■ Stated exercise
Examine each line of the data. Copy those that contain the string "structured".

## start

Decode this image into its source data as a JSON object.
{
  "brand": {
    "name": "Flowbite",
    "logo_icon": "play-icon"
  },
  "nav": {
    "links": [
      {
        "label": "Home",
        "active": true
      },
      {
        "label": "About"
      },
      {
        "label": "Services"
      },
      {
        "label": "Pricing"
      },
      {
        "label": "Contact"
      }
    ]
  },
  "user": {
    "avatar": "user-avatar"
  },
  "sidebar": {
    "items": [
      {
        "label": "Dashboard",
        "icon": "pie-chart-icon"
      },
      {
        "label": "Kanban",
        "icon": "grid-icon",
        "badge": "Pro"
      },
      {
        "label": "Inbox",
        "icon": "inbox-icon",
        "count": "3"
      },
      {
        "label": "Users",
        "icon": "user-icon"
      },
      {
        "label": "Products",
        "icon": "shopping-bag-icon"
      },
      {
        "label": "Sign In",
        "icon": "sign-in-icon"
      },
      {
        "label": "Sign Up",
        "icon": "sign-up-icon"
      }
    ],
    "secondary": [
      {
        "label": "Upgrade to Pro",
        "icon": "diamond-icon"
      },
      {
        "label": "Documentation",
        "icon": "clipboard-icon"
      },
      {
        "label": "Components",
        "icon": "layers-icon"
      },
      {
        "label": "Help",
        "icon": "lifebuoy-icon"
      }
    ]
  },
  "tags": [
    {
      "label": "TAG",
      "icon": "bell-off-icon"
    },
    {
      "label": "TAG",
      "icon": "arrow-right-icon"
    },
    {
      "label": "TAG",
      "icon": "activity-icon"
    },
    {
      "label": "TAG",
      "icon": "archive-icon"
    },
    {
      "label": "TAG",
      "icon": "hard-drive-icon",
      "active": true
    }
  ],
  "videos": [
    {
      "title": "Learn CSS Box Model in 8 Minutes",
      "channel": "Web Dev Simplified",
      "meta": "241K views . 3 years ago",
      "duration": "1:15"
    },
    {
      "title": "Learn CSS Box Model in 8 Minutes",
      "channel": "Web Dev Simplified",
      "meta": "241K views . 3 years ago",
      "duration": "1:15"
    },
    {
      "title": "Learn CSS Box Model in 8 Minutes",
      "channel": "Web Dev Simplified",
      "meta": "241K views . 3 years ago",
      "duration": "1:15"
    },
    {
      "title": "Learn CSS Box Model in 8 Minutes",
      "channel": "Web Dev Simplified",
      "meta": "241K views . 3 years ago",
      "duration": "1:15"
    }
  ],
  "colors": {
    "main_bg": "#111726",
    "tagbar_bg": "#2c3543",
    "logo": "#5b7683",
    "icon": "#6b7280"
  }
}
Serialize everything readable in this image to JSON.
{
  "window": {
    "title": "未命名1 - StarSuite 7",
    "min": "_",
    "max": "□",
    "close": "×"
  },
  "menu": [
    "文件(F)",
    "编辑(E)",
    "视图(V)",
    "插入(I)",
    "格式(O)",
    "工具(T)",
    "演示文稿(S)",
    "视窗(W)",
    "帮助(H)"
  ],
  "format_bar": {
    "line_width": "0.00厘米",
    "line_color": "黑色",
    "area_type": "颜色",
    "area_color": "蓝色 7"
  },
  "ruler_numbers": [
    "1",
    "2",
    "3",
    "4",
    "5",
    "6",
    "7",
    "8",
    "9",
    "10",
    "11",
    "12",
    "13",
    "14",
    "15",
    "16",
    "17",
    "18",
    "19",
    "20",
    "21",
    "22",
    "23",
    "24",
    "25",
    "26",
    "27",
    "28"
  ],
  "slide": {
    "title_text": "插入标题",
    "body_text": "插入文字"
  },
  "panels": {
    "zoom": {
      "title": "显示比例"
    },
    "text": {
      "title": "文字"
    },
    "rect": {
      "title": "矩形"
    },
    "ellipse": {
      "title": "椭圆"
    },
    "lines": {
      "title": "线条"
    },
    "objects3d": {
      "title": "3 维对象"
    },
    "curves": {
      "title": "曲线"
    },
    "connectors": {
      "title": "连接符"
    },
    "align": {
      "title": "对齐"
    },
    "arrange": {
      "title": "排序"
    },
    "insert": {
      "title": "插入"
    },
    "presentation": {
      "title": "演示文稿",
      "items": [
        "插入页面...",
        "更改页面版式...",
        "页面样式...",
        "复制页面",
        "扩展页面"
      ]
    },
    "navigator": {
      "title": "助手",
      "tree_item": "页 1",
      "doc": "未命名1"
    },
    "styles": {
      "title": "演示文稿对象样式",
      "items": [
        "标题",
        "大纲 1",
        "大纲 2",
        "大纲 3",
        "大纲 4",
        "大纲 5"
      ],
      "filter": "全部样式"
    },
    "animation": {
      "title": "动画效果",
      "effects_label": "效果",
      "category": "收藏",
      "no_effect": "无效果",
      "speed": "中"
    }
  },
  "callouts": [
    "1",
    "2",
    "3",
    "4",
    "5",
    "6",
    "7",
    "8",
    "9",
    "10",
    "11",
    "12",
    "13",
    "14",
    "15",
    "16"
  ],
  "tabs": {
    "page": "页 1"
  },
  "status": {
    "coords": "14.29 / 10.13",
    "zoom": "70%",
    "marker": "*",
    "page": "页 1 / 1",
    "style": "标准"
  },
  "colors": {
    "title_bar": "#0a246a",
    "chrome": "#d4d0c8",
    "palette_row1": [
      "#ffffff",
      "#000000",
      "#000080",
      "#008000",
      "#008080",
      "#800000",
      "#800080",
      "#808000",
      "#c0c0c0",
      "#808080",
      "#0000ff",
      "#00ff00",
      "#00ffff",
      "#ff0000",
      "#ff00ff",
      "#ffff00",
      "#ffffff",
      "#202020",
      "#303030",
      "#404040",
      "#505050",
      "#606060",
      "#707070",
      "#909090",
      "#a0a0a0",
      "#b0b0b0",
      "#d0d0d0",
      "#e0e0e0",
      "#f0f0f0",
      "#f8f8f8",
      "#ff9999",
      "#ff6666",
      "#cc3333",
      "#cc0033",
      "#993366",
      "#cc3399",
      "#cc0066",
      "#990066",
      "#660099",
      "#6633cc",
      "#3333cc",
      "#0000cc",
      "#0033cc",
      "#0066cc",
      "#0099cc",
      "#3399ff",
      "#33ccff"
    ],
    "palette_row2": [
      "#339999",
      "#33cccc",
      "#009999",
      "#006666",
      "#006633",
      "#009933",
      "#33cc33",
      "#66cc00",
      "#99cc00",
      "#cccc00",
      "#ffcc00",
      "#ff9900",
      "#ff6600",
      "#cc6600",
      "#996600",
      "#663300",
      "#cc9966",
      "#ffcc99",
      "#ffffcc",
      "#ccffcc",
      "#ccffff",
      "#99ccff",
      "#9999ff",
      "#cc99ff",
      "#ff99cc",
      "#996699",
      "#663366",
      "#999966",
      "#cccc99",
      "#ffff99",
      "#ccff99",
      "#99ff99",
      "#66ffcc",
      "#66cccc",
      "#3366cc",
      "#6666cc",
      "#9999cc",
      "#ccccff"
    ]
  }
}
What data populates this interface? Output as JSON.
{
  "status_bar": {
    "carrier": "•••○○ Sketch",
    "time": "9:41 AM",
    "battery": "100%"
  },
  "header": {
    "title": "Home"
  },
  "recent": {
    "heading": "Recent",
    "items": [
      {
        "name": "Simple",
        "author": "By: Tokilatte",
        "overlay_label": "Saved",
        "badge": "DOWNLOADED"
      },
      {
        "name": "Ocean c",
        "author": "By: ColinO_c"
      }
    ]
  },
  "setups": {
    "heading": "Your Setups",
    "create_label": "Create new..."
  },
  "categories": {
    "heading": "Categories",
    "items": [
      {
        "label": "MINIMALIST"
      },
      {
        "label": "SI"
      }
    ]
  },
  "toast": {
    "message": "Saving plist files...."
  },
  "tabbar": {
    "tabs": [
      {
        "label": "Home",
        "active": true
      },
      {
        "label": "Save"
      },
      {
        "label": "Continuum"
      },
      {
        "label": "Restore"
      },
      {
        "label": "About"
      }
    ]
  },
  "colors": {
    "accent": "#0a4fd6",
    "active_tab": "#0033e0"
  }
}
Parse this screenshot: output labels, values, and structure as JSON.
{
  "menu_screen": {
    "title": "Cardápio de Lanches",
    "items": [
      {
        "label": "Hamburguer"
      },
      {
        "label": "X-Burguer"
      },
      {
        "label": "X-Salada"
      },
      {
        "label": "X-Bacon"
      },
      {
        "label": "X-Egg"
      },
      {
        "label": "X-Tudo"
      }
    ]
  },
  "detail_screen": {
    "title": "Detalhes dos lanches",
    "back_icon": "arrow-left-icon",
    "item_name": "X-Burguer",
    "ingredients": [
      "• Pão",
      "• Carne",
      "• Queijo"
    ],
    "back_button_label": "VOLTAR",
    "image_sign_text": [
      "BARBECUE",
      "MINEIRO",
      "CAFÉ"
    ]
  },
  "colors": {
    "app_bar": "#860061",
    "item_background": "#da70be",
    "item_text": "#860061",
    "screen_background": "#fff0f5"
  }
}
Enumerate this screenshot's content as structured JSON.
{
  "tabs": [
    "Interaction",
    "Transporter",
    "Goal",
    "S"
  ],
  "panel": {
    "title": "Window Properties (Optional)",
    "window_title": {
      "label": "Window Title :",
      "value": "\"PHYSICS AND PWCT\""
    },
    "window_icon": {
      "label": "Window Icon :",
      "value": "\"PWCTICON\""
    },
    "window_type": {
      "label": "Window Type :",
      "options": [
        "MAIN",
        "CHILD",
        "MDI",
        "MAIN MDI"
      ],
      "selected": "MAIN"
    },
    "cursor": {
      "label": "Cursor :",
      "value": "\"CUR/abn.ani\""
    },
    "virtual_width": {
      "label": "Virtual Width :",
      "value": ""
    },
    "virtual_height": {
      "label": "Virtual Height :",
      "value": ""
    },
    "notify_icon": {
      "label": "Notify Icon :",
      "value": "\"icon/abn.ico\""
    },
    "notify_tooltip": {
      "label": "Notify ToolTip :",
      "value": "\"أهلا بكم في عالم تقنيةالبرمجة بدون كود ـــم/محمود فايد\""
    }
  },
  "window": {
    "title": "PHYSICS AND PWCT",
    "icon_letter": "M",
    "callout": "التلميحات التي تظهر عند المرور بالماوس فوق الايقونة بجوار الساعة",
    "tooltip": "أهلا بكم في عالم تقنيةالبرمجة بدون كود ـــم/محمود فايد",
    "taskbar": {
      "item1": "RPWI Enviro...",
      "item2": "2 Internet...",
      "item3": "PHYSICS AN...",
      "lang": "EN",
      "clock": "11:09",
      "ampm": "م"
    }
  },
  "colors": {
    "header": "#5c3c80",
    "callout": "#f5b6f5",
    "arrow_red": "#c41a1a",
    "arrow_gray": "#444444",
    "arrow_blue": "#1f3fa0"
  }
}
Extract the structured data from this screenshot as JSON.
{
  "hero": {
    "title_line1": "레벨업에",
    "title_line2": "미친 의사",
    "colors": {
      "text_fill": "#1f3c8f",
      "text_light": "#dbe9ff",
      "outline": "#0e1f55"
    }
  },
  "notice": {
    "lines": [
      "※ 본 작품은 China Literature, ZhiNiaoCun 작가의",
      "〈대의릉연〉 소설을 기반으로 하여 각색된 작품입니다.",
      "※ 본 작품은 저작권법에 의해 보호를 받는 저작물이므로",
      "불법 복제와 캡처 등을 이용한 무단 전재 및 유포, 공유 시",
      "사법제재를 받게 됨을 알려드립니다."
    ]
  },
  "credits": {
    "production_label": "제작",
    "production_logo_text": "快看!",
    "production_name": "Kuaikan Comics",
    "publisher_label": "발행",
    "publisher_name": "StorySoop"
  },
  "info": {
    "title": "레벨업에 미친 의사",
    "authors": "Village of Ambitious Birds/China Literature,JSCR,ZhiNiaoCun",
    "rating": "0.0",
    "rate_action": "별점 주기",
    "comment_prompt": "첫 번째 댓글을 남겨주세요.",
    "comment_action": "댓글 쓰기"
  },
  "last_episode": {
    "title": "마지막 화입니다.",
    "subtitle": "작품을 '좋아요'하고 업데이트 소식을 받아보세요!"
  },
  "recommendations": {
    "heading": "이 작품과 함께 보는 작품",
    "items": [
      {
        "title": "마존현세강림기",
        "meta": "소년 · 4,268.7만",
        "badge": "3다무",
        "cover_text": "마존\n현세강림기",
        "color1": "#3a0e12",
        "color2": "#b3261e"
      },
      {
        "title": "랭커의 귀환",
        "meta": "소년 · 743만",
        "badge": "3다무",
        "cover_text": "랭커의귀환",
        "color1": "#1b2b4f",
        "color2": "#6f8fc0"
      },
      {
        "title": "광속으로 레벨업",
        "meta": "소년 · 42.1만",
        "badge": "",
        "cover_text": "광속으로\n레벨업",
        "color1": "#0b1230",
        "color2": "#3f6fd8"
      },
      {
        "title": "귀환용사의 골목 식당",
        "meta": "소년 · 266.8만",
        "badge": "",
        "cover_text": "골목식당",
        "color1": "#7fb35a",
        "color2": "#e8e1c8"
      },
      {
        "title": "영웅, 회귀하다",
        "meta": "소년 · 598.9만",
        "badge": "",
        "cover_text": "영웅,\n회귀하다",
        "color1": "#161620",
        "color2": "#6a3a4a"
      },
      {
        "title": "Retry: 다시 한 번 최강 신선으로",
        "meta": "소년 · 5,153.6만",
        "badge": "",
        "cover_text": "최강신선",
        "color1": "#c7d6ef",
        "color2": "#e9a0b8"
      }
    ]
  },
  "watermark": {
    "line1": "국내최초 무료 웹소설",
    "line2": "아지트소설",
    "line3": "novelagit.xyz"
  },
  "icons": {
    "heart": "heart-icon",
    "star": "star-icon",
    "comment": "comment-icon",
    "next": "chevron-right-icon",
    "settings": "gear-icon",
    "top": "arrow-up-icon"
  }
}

## end

■ Solution to this problem
Enumerate this screenshot's content as structured JSON.
Extract the structured data from this screenshot as JSON.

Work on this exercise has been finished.